EXERCISE AIM ▸
Show each line from the listing that includes the word "color".

MATERIAL FOR THE TASK ▸
START

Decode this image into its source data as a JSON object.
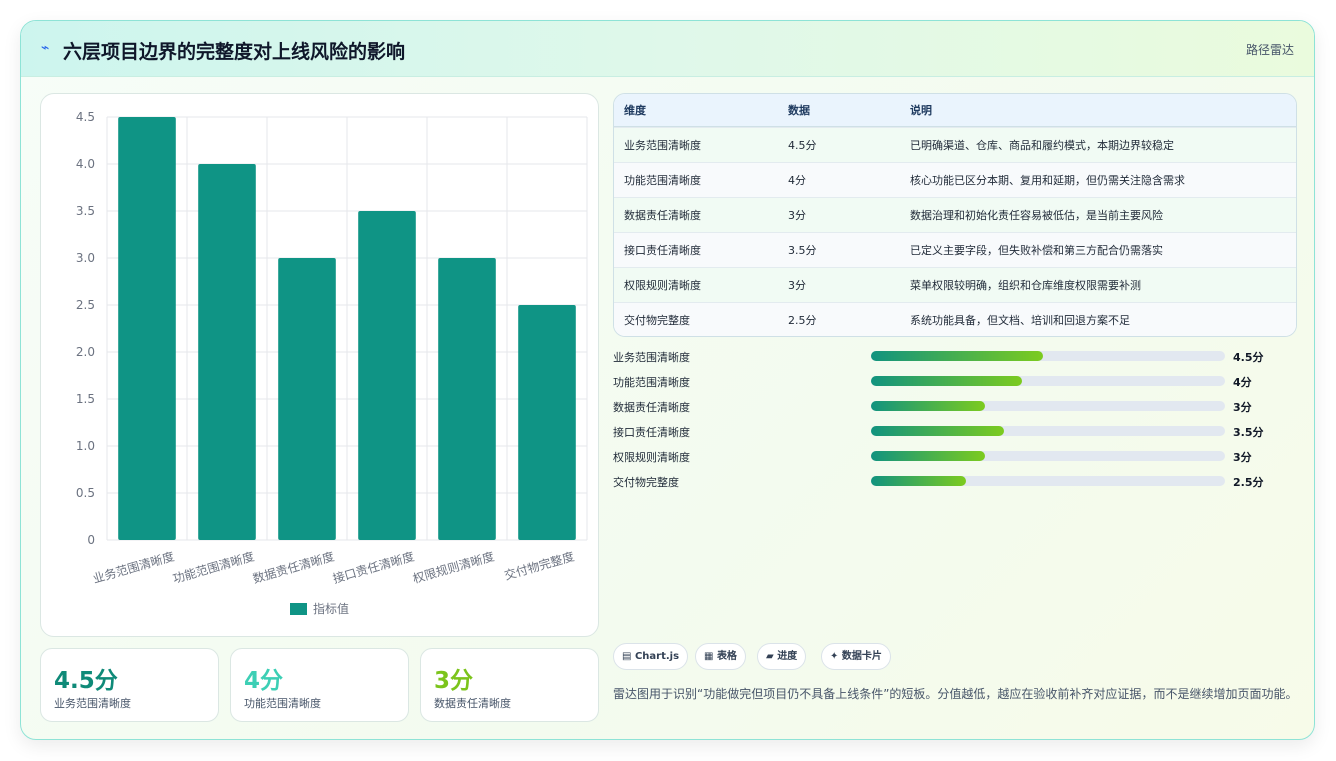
{
  "header": {
    "title": "六层项目边界的完整度对上线风险的影响",
    "tag": "路径雷达"
  },
  "chart_data": {
    "type": "bar",
    "categories": [
      "业务范围清晰度",
      "功能范围清晰度",
      "数据责任清晰度",
      "接口责任清晰度",
      "权限规则清晰度",
      "交付物完整度"
    ],
    "series": [
      {
        "name": "指标值",
        "values": [
          4.5,
          4,
          3,
          3.5,
          3,
          2.5
        ]
      }
    ],
    "ylim": [
      0,
      4.5
    ],
    "yticks": [
      "0",
      "0.5",
      "1.0",
      "1.5",
      "2.0",
      "2.5",
      "3.0",
      "3.5",
      "4.0",
      "4.5"
    ],
    "grid": true,
    "legend": "bottom",
    "color": "#0f9485"
  },
  "kpis": [
    {
      "value": "4.5分",
      "label": "业务范围清晰度",
      "color": "#0f8a78"
    },
    {
      "value": "4分",
      "label": "功能范围清晰度",
      "color": "#3dcfb5"
    },
    {
      "value": "3分",
      "label": "数据责任清晰度",
      "color": "#7cc41c"
    }
  ],
  "table": {
    "headers": [
      "维度",
      "数据",
      "说明"
    ],
    "rows": [
      [
        "业务范围清晰度",
        "4.5分",
        "已明确渠道、仓库、商品和履约模式，本期边界较稳定"
      ],
      [
        "功能范围清晰度",
        "4分",
        "核心功能已区分本期、复用和延期，但仍需关注隐含需求"
      ],
      [
        "数据责任清晰度",
        "3分",
        "数据治理和初始化责任容易被低估，是当前主要风险"
      ],
      [
        "接口责任清晰度",
        "3.5分",
        "已定义主要字段，但失败补偿和第三方配合仍需落实"
      ],
      [
        "权限规则清晰度",
        "3分",
        "菜单权限较明确，组织和仓库维度权限需要补测"
      ],
      [
        "交付物完整度",
        "2.5分",
        "系统功能具备，但文档、培训和回退方案不足"
      ]
    ]
  },
  "progress": [
    {
      "label": "业务范围清晰度",
      "value": "4.5分",
      "pct": 48.6
    },
    {
      "label": "功能范围清晰度",
      "value": "4分",
      "pct": 42.7
    },
    {
      "label": "数据责任清晰度",
      "value": "3分",
      "pct": 32.2
    },
    {
      "label": "接口责任清晰度",
      "value": "3.5分",
      "pct": 37.6
    },
    {
      "label": "权限规则清晰度",
      "value": "3分",
      "pct": 32.2
    },
    {
      "label": "交付物完整度",
      "value": "2.5分",
      "pct": 26.8
    }
  ],
  "chips": [
    {
      "icon": "▤",
      "label": "Chart.js"
    },
    {
      "icon": "▦",
      "label": "表格"
    },
    {
      "icon": "▰",
      "label": "进度"
    },
    {
      "icon": "✦",
      "label": "数据卡片"
    }
  ],
  "note": "雷达图用于识别“功能做完但项目仍不具备上线条件”的短板。分值越低，越应在验收前补齐对应证据，而不是继续增加页面功能。"
}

END

CORRECT OUTPUT ▸
    "color": "#0f9485"
      "color": "#0f8a78"
      "color": "#3dcfb5"
      "color": "#7cc41c"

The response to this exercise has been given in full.